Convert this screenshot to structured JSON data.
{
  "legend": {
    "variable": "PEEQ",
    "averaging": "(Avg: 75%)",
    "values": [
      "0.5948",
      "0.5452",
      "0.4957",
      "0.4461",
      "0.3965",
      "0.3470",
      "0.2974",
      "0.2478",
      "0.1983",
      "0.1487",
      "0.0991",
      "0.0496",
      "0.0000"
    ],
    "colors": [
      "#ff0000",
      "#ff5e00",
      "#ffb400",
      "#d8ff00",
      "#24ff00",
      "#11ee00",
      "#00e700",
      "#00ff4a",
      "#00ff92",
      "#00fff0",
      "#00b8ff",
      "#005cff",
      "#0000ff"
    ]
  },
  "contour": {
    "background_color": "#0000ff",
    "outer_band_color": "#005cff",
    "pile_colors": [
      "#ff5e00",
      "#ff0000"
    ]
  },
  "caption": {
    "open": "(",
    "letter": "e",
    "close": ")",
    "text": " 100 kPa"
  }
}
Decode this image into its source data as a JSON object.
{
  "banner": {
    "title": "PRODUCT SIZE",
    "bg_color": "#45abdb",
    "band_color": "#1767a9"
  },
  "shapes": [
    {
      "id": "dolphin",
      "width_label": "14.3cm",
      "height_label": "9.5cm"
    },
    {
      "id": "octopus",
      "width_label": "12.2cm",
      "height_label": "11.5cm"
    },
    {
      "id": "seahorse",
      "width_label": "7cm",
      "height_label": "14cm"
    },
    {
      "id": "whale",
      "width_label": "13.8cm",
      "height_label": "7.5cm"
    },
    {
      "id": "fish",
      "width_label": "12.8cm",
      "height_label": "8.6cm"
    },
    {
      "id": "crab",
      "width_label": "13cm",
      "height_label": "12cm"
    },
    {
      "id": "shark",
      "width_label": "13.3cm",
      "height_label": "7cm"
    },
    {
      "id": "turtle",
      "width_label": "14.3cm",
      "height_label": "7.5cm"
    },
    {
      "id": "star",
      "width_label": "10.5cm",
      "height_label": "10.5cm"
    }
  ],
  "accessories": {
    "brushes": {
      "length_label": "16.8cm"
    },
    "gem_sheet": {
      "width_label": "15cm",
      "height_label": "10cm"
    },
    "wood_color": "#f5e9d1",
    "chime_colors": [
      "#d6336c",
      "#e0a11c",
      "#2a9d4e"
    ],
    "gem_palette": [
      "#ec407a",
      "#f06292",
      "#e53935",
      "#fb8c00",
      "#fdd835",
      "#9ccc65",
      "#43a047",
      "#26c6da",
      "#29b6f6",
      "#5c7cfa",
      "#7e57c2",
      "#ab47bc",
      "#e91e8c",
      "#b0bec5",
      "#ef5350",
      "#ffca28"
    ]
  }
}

• • • • • • •

* **PROBLEM DETAILS**:
Within the listing above, find every line containing the string "data" and return it.

* **FINISHED ANSWER**:
Convert this screenshot to structured JSON data.
Decode this image into its source data as a JSON object.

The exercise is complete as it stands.